Scan the entries below and count the lines holding the string "Presets". Supply only the number.

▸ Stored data
= = = = = = =
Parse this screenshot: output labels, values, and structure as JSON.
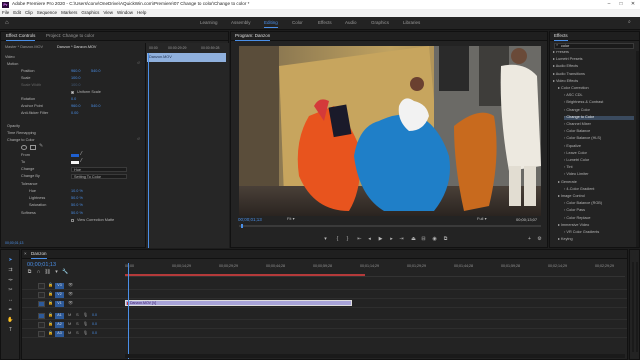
{
  "titlebar": {
    "app_logo": "Pr",
    "title": "Adobe Premiere Pro 2020 - C:\\Users\\conv\\OneDrive\\AQuickWin.com\\Premiere\\07 Change to color\\Change to color *"
  },
  "menubar": {
    "items": [
      "File",
      "Edit",
      "Clip",
      "Sequence",
      "Markers",
      "Graphics",
      "View",
      "Window",
      "Help"
    ]
  },
  "workspace": {
    "tabs": [
      "Learning",
      "Assembly",
      "Editing",
      "Color",
      "Effects",
      "Audio",
      "Graphics",
      "Libraries"
    ],
    "active": "Editing"
  },
  "effect_controls": {
    "tabs": [
      "Effect Controls",
      "Project: Change to color"
    ],
    "breadcrumb": [
      "Master * Danzon.MOV",
      "Danzon * Danzon.MOV"
    ],
    "mini_timecodes": [
      "00:00",
      "00:00:29:29",
      "00:00:59:28"
    ],
    "clip_name": "Danzon.MOV",
    "section_video": "Video",
    "motion": "Motion",
    "position": "Position",
    "position_x": "960.0",
    "position_y": "540.0",
    "scale": "Scale",
    "scale_val": "100.0",
    "scale_width": "Scale Width",
    "scale_width_val": "100.0",
    "uniform_scale": "Uniform Scale",
    "rotation": "Rotation",
    "rotation_val": "0.0",
    "anchor": "Anchor Point",
    "anchor_x": "960.0",
    "anchor_y": "540.0",
    "anti_flicker": "Anti-flicker Filter",
    "anti_flicker_val": "0.00",
    "opacity": "Opacity",
    "time_remap": "Time Remapping",
    "change_to_color": "Change to Color",
    "from": "From",
    "to": "To",
    "change": "Change",
    "change_val": "Hue",
    "change_by": "Change By",
    "change_by_val": "Setting To Color",
    "tolerance": "Tolerance",
    "hue": "Hue",
    "hue_val": "10.0 %",
    "lightness": "Lightness",
    "lightness_val": "50.0 %",
    "saturation": "Saturation",
    "saturation_val": "50.0 %",
    "softness": "Softness",
    "softness_val": "50.0 %",
    "view_mask": "View Correction Matte",
    "timecode": "00;00;01;13"
  },
  "program": {
    "title": "Program: Danzon",
    "timecode": "00;00;01;13",
    "fit": "Fit",
    "quality": "Full",
    "duration": "00;00;13;07"
  },
  "effects_panel": {
    "title": "Effects",
    "search_value": "color",
    "items": [
      {
        "label": "Presets",
        "level": 1
      },
      {
        "label": "Lumetri Presets",
        "level": 1
      },
      {
        "label": "Audio Effects",
        "level": 1
      },
      {
        "label": "Audio Transitions",
        "level": 1
      },
      {
        "label": "Video Effects",
        "level": 1
      },
      {
        "label": "Color Correction",
        "level": 2
      },
      {
        "label": "ASC CDL",
        "level": 3
      },
      {
        "label": "Brightness & Contrast",
        "level": 3
      },
      {
        "label": "Change Color",
        "level": 3
      },
      {
        "label": "Change to Color",
        "level": 3,
        "selected": true
      },
      {
        "label": "Channel Mixer",
        "level": 3
      },
      {
        "label": "Color Balance",
        "level": 3
      },
      {
        "label": "Color Balance (HLS)",
        "level": 3
      },
      {
        "label": "Equalize",
        "level": 3
      },
      {
        "label": "Leave Color",
        "level": 3
      },
      {
        "label": "Lumetri Color",
        "level": 3
      },
      {
        "label": "Tint",
        "level": 3
      },
      {
        "label": "Video Limiter",
        "level": 3
      },
      {
        "label": "Generate",
        "level": 2
      },
      {
        "label": "4-Color Gradient",
        "level": 3
      },
      {
        "label": "Image Control",
        "level": 2
      },
      {
        "label": "Color Balance (RGB)",
        "level": 3
      },
      {
        "label": "Color Pass",
        "level": 3
      },
      {
        "label": "Color Replace",
        "level": 3
      },
      {
        "label": "Immersive Video",
        "level": 2
      },
      {
        "label": "VR Color Gradients",
        "level": 3
      },
      {
        "label": "Keying",
        "level": 2
      }
    ]
  },
  "timeline": {
    "sequence": "Danzon",
    "timecode": "00;00;01;13",
    "ruler": [
      "00;00",
      "00;00;14;29",
      "00;00;29;29",
      "00;00;44;28",
      "00;00;59;28",
      "00;01;14;29",
      "00;01;29;29",
      "00;01;44;28",
      "00;01;59;28",
      "00;02;14;29",
      "00;02;29;29"
    ],
    "video_tracks": [
      "V3",
      "V2",
      "V1"
    ],
    "audio_tracks": [
      "A1",
      "A2",
      "A3"
    ],
    "clip_label": "Danzon.MOV [V]",
    "audio_vol": "0.0"
  }
}
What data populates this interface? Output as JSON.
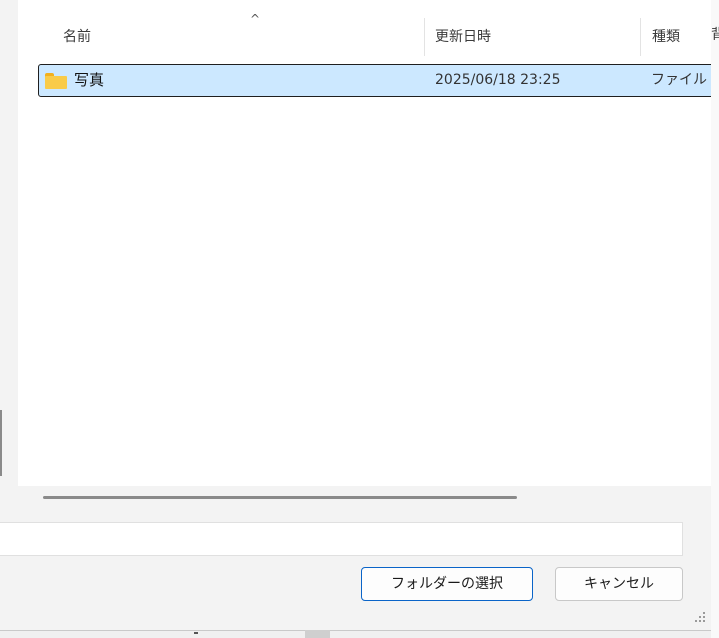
{
  "columns": {
    "name": "名前",
    "date": "更新日時",
    "type": "種類"
  },
  "sort": {
    "column": "name",
    "direction": "ascending",
    "icon": "sort-ascending-icon"
  },
  "files": [
    {
      "name": "写真",
      "date": "2025/06/18 23:25",
      "type": "ファイル フ",
      "icon": "folder-icon",
      "selected": true
    }
  ],
  "folder_input": {
    "value": ""
  },
  "buttons": {
    "select_folder": "フォルダーの選択",
    "cancel": "キャンセル"
  },
  "background": {
    "right_edge_char": "背"
  },
  "colors": {
    "selection": "#cce8ff",
    "primary_border": "#0a64c8",
    "folder": "#f9cb48"
  }
}
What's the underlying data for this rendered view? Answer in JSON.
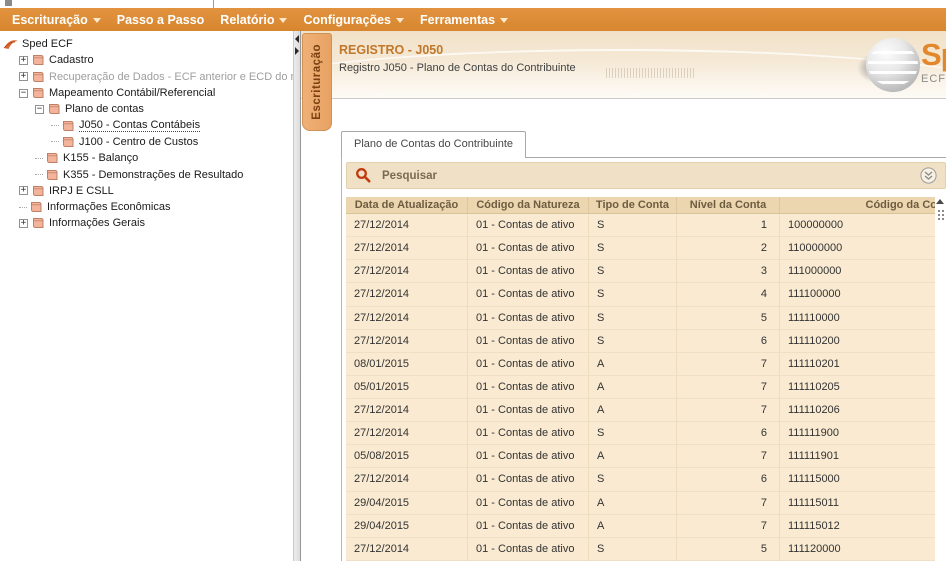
{
  "menu": {
    "items": [
      {
        "label": "Escrituração",
        "caret": true
      },
      {
        "label": "Passo a Passo",
        "caret": false
      },
      {
        "label": "Relatório",
        "caret": true
      },
      {
        "label": "Configurações",
        "caret": true
      },
      {
        "label": "Ferramentas",
        "caret": true
      }
    ]
  },
  "tree": {
    "items": [
      {
        "label": "Sped ECF",
        "level": 0,
        "expander": "none",
        "icon": "sped-root",
        "disabled": false,
        "selected": false
      },
      {
        "label": "Cadastro",
        "level": 1,
        "expander": "plus",
        "icon": "doc",
        "disabled": false,
        "selected": false
      },
      {
        "label": "Recuperação de Dados - ECF anterior e ECD do mesmo",
        "level": 1,
        "expander": "plus",
        "icon": "doc",
        "disabled": true,
        "selected": false
      },
      {
        "label": "Mapeamento Contábil/Referencial",
        "level": 1,
        "expander": "minus",
        "icon": "doc",
        "disabled": false,
        "selected": false
      },
      {
        "label": "Plano de contas",
        "level": 2,
        "expander": "minus",
        "icon": "doc",
        "disabled": false,
        "selected": false
      },
      {
        "label": "J050 - Contas Contábeis",
        "level": 3,
        "expander": "none",
        "icon": "doc",
        "disabled": false,
        "selected": true
      },
      {
        "label": "J100 - Centro de Custos",
        "level": 3,
        "expander": "none",
        "icon": "doc",
        "disabled": false,
        "selected": false
      },
      {
        "label": "K155 - Balanço",
        "level": 2,
        "expander": "none",
        "icon": "doc",
        "disabled": false,
        "selected": false
      },
      {
        "label": "K355 - Demonstrações de Resultado",
        "level": 2,
        "expander": "none",
        "icon": "doc",
        "disabled": false,
        "selected": false
      },
      {
        "label": "IRPJ E CSLL",
        "level": 1,
        "expander": "plus",
        "icon": "doc",
        "disabled": false,
        "selected": false
      },
      {
        "label": "Informações Econômicas",
        "level": 1,
        "expander": "none",
        "icon": "doc",
        "disabled": false,
        "selected": false
      },
      {
        "label": "Informações Gerais",
        "level": 1,
        "expander": "plus",
        "icon": "doc",
        "disabled": false,
        "selected": false
      }
    ]
  },
  "vertical_tab": {
    "label": "Escrituração"
  },
  "banner": {
    "title": "REGISTRO - J050",
    "subtitle": "Registro J050 - Plano de Contas do Contribuinte",
    "logo_text": "Sp",
    "logo_subtext": "ECF"
  },
  "content": {
    "tab_label": "Plano de Contas do Contribuinte",
    "search_label": "Pesquisar",
    "table": {
      "columns": [
        "Data de Atualização",
        "Código da Natureza",
        "Tipo de Conta",
        "Nível da Conta",
        "Código da Conta"
      ],
      "rows": [
        [
          "27/12/2014",
          "01 - Contas de ativo",
          "S",
          "1",
          "100000000"
        ],
        [
          "27/12/2014",
          "01 - Contas de ativo",
          "S",
          "2",
          "110000000"
        ],
        [
          "27/12/2014",
          "01 - Contas de ativo",
          "S",
          "3",
          "111000000"
        ],
        [
          "27/12/2014",
          "01 - Contas de ativo",
          "S",
          "4",
          "111100000"
        ],
        [
          "27/12/2014",
          "01 - Contas de ativo",
          "S",
          "5",
          "111110000"
        ],
        [
          "27/12/2014",
          "01 - Contas de ativo",
          "S",
          "6",
          "111110200"
        ],
        [
          "08/01/2015",
          "01 - Contas de ativo",
          "A",
          "7",
          "111110201"
        ],
        [
          "05/01/2015",
          "01 - Contas de ativo",
          "A",
          "7",
          "111110205"
        ],
        [
          "27/12/2014",
          "01 - Contas de ativo",
          "A",
          "7",
          "111110206"
        ],
        [
          "27/12/2014",
          "01 - Contas de ativo",
          "S",
          "6",
          "111111900"
        ],
        [
          "05/08/2015",
          "01 - Contas de ativo",
          "A",
          "7",
          "111111901"
        ],
        [
          "27/12/2014",
          "01 - Contas de ativo",
          "S",
          "6",
          "111115000"
        ],
        [
          "29/04/2015",
          "01 - Contas de ativo",
          "A",
          "7",
          "111115011"
        ],
        [
          "29/04/2015",
          "01 - Contas de ativo",
          "A",
          "7",
          "111115012"
        ],
        [
          "27/12/2014",
          "01 - Contas de ativo",
          "S",
          "5",
          "111120000"
        ]
      ]
    }
  },
  "colors": {
    "menubar": "#d8862f",
    "banner_top": "#f1e1c8",
    "title": "#c1782a",
    "vtab_bg": "#e8a262",
    "search_bg": "#f0e1c6",
    "table_header_bg": "#ebd6af",
    "row_bg": "#f9ead1",
    "search_icon": "#c23a10",
    "logo_orange": "#e2872b"
  }
}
= = = = = = =
▸ RESPONSE TO THE EXERCISE
2